**Source records**
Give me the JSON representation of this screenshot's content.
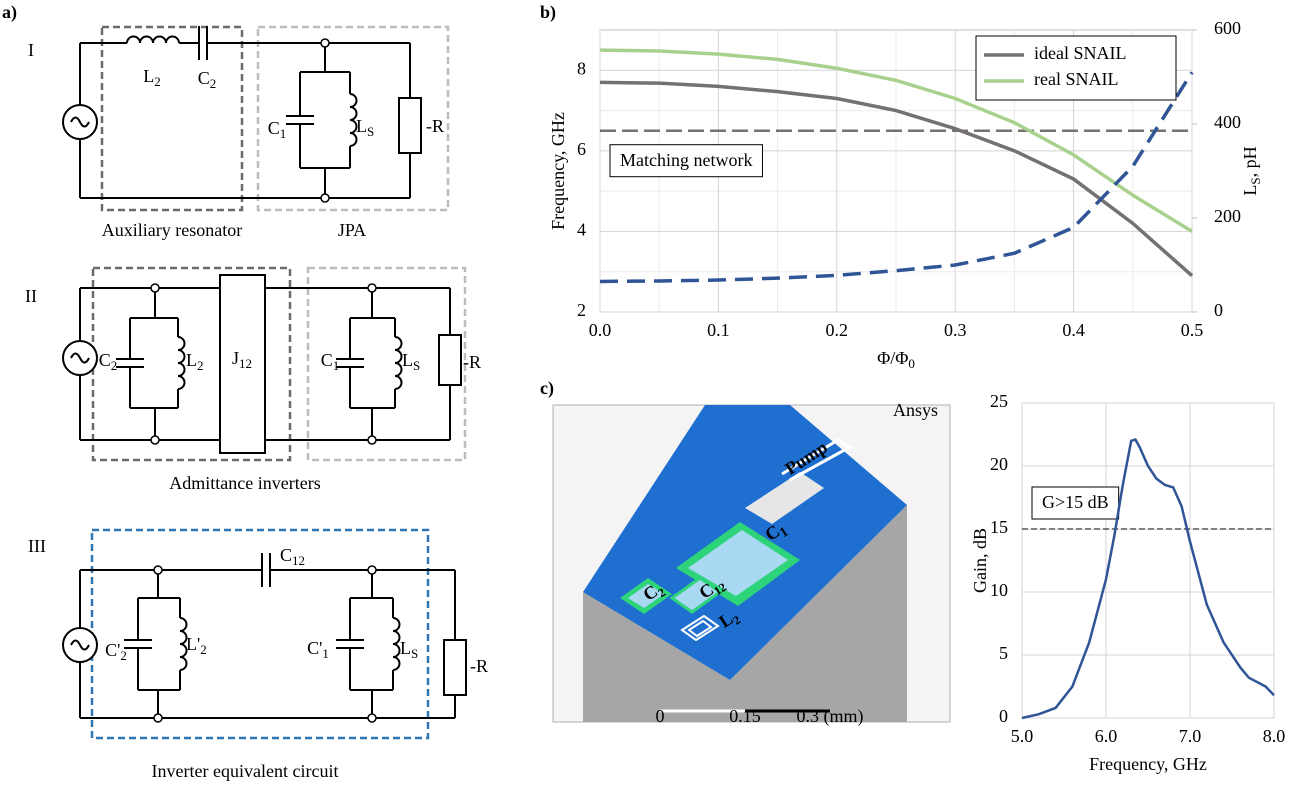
{
  "panel_labels": [
    "a)",
    "b)",
    "c)"
  ],
  "circuits": [
    {
      "numeral": "I",
      "labels": {
        "l2": [
          "L",
          "2"
        ],
        "c2": [
          "C",
          "2"
        ],
        "c1": [
          "C",
          "1"
        ],
        "ls": [
          "L",
          "S"
        ],
        "r": [
          "-R"
        ]
      },
      "captions": [
        "Auxiliary resonator",
        "JPA"
      ]
    },
    {
      "numeral": "II",
      "labels": {
        "c2": [
          "C",
          "2"
        ],
        "l2": [
          "L",
          "2"
        ],
        "j12": [
          "J",
          "12"
        ],
        "c1": [
          "C",
          "1"
        ],
        "ls": [
          "L",
          "S"
        ],
        "r": [
          "-R"
        ]
      },
      "captions": [
        "Admittance inverters"
      ]
    },
    {
      "numeral": "III",
      "labels": {
        "c12": [
          "C",
          "12"
        ],
        "c2": [
          "C'",
          "2"
        ],
        "l2": [
          "L'",
          "2"
        ],
        "c1": [
          "C'",
          "1"
        ],
        "ls": [
          "L",
          "S"
        ],
        "r": [
          "-R"
        ]
      },
      "captions": [
        "Inverter equivalent circuit"
      ]
    }
  ],
  "render": {
    "labels": {
      "pump": [
        "Pump"
      ],
      "c1": [
        "C",
        "1"
      ],
      "c12": [
        "C",
        "12"
      ],
      "c2": [
        "C",
        "2"
      ],
      "l2": [
        "L",
        "2"
      ]
    },
    "watermark": "Ansys",
    "scale": [
      "0",
      "0.15",
      "0.3 (mm)"
    ]
  },
  "chart_data": [
    {
      "type": "line",
      "x_label": [
        "Φ/Φ",
        "0"
      ],
      "y_label": [
        "Frequency, GHz"
      ],
      "y2_label": [
        "L",
        "S",
        ", pH"
      ],
      "x": [
        0,
        0.05,
        0.1,
        0.15,
        0.2,
        0.25,
        0.3,
        0.35,
        0.4,
        0.45,
        0.5
      ],
      "xlim": [
        0,
        0.5
      ],
      "xticks": [
        {
          "value": 0,
          "label": "0.0"
        },
        0.1,
        0.2,
        0.3,
        0.4,
        0.5
      ],
      "ylim": [
        2,
        9
      ],
      "yticks": [
        2,
        4,
        6,
        8
      ],
      "y2lim": [
        0,
        600
      ],
      "y2ticks": [
        0,
        200,
        400,
        600
      ],
      "grid": true,
      "minor_grid": true,
      "legend": "upper right",
      "series": [
        {
          "name": "ideal SNAIL",
          "color": "#767171",
          "values": [
            7.7,
            7.68,
            7.6,
            7.47,
            7.3,
            7.0,
            6.55,
            6.0,
            5.3,
            4.2,
            2.9
          ]
        },
        {
          "name": "real SNAIL",
          "color": "#a9d18e",
          "values": [
            8.5,
            8.48,
            8.4,
            8.27,
            8.05,
            7.75,
            7.3,
            6.7,
            5.9,
            4.9,
            4.0
          ]
        },
        {
          "color": "#2f5597",
          "dash": true,
          "axis": "y2",
          "values": [
            65,
            66,
            68,
            72,
            78,
            88,
            100,
            125,
            180,
            310,
            510
          ]
        }
      ],
      "hline": {
        "value": 6.5,
        "color": "#767171",
        "label": "Matching network"
      }
    },
    {
      "type": "line",
      "x_label": [
        "Frequency, GHz"
      ],
      "y_label": [
        "Gain, dB"
      ],
      "x": [
        5.0,
        5.2,
        5.4,
        5.6,
        5.8,
        6.0,
        6.1,
        6.2,
        6.3,
        6.35,
        6.4,
        6.5,
        6.6,
        6.7,
        6.8,
        6.9,
        7.0,
        7.2,
        7.4,
        7.6,
        7.7,
        7.9,
        8.0
      ],
      "xlim": [
        5,
        8
      ],
      "xticks": [
        {
          "value": 5,
          "label": "5.0"
        },
        {
          "value": 6,
          "label": "6.0"
        },
        {
          "value": 7,
          "label": "7.0"
        },
        {
          "value": 8,
          "label": "8.0"
        }
      ],
      "ylim": [
        0,
        25
      ],
      "yticks": [
        0,
        5,
        10,
        15,
        20,
        25
      ],
      "grid": true,
      "minor_grid": false,
      "series": [
        {
          "color": "#2f5597",
          "values": [
            0,
            0.3,
            0.8,
            2.5,
            6,
            11,
            14.5,
            18.5,
            22,
            22.1,
            21.5,
            20,
            19,
            18.5,
            18.3,
            16.8,
            14,
            9,
            6,
            4,
            3.2,
            2.5,
            1.8
          ]
        }
      ],
      "hline": {
        "value": 15,
        "color": "#000000",
        "label": "G>15 dB"
      }
    }
  ]
}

**Stated task**
Write the material out again exactly as it appears, dropping the pictures.

**Result for this exercise**
Give me the JSON representation of this screenshot's content.
{
  "panel_labels": [
    "a)",
    "b)",
    "c)"
  ],
  "circuits": [
    {
      "numeral": "I",
      "labels": {
        "l2": [
          "L",
          "2"
        ],
        "c2": [
          "C",
          "2"
        ],
        "c1": [
          "C",
          "1"
        ],
        "ls": [
          "L",
          "S"
        ],
        "r": [
          "-R"
        ]
      },
      "captions": [
        "Auxiliary resonator",
        "JPA"
      ]
    },
    {
      "numeral": "II",
      "labels": {
        "c2": [
          "C",
          "2"
        ],
        "l2": [
          "L",
          "2"
        ],
        "j12": [
          "J",
          "12"
        ],
        "c1": [
          "C",
          "1"
        ],
        "ls": [
          "L",
          "S"
        ],
        "r": [
          "-R"
        ]
      },
      "captions": [
        "Admittance inverters"
      ]
    },
    {
      "numeral": "III",
      "labels": {
        "c12": [
          "C",
          "12"
        ],
        "c2": [
          "C'",
          "2"
        ],
        "l2": [
          "L'",
          "2"
        ],
        "c1": [
          "C'",
          "1"
        ],
        "ls": [
          "L",
          "S"
        ],
        "r": [
          "-R"
        ]
      },
      "captions": [
        "Inverter equivalent circuit"
      ]
    }
  ],
  "render": {
    "labels": {
      "pump": [
        "Pump"
      ],
      "c1": [
        "C",
        "1"
      ],
      "c12": [
        "C",
        "12"
      ],
      "c2": [
        "C",
        "2"
      ],
      "l2": [
        "L",
        "2"
      ]
    },
    "watermark": "Ansys",
    "scale": [
      "0",
      "0.15",
      "0.3 (mm)"
    ]
  },
  "chart_data": [
    {
      "type": "line",
      "x_label": [
        "Φ/Φ",
        "0"
      ],
      "y_label": [
        "Frequency, GHz"
      ],
      "y2_label": [
        "L",
        "S",
        ", pH"
      ],
      "x": [
        0,
        0.05,
        0.1,
        0.15,
        0.2,
        0.25,
        0.3,
        0.35,
        0.4,
        0.45,
        0.5
      ],
      "xlim": [
        0,
        0.5
      ],
      "xticks": [
        {
          "value": 0,
          "label": "0.0"
        },
        0.1,
        0.2,
        0.3,
        0.4,
        0.5
      ],
      "ylim": [
        2,
        9
      ],
      "yticks": [
        2,
        4,
        6,
        8
      ],
      "y2lim": [
        0,
        600
      ],
      "y2ticks": [
        0,
        200,
        400,
        600
      ],
      "grid": true,
      "minor_grid": true,
      "legend": "upper right",
      "series": [
        {
          "name": "ideal SNAIL",
          "color": "#767171",
          "values": [
            7.7,
            7.68,
            7.6,
            7.47,
            7.3,
            7.0,
            6.55,
            6.0,
            5.3,
            4.2,
            2.9
          ]
        },
        {
          "name": "real SNAIL",
          "color": "#a9d18e",
          "values": [
            8.5,
            8.48,
            8.4,
            8.27,
            8.05,
            7.75,
            7.3,
            6.7,
            5.9,
            4.9,
            4.0
          ]
        },
        {
          "color": "#2f5597",
          "dash": true,
          "axis": "y2",
          "values": [
            65,
            66,
            68,
            72,
            78,
            88,
            100,
            125,
            180,
            310,
            510
          ]
        }
      ],
      "hline": {
        "value": 6.5,
        "color": "#767171",
        "label": "Matching network"
      }
    },
    {
      "type": "line",
      "x_label": [
        "Frequency, GHz"
      ],
      "y_label": [
        "Gain, dB"
      ],
      "x": [
        5.0,
        5.2,
        5.4,
        5.6,
        5.8,
        6.0,
        6.1,
        6.2,
        6.3,
        6.35,
        6.4,
        6.5,
        6.6,
        6.7,
        6.8,
        6.9,
        7.0,
        7.2,
        7.4,
        7.6,
        7.7,
        7.9,
        8.0
      ],
      "xlim": [
        5,
        8
      ],
      "xticks": [
        {
          "value": 5,
          "label": "5.0"
        },
        {
          "value": 6,
          "label": "6.0"
        },
        {
          "value": 7,
          "label": "7.0"
        },
        {
          "value": 8,
          "label": "8.0"
        }
      ],
      "ylim": [
        0,
        25
      ],
      "yticks": [
        0,
        5,
        10,
        15,
        20,
        25
      ],
      "grid": true,
      "minor_grid": false,
      "series": [
        {
          "color": "#2f5597",
          "values": [
            0,
            0.3,
            0.8,
            2.5,
            6,
            11,
            14.5,
            18.5,
            22,
            22.1,
            21.5,
            20,
            19,
            18.5,
            18.3,
            16.8,
            14,
            9,
            6,
            4,
            3.2,
            2.5,
            1.8
          ]
        }
      ],
      "hline": {
        "value": 15,
        "color": "#000000",
        "label": "G>15 dB"
      }
    }
  ]
}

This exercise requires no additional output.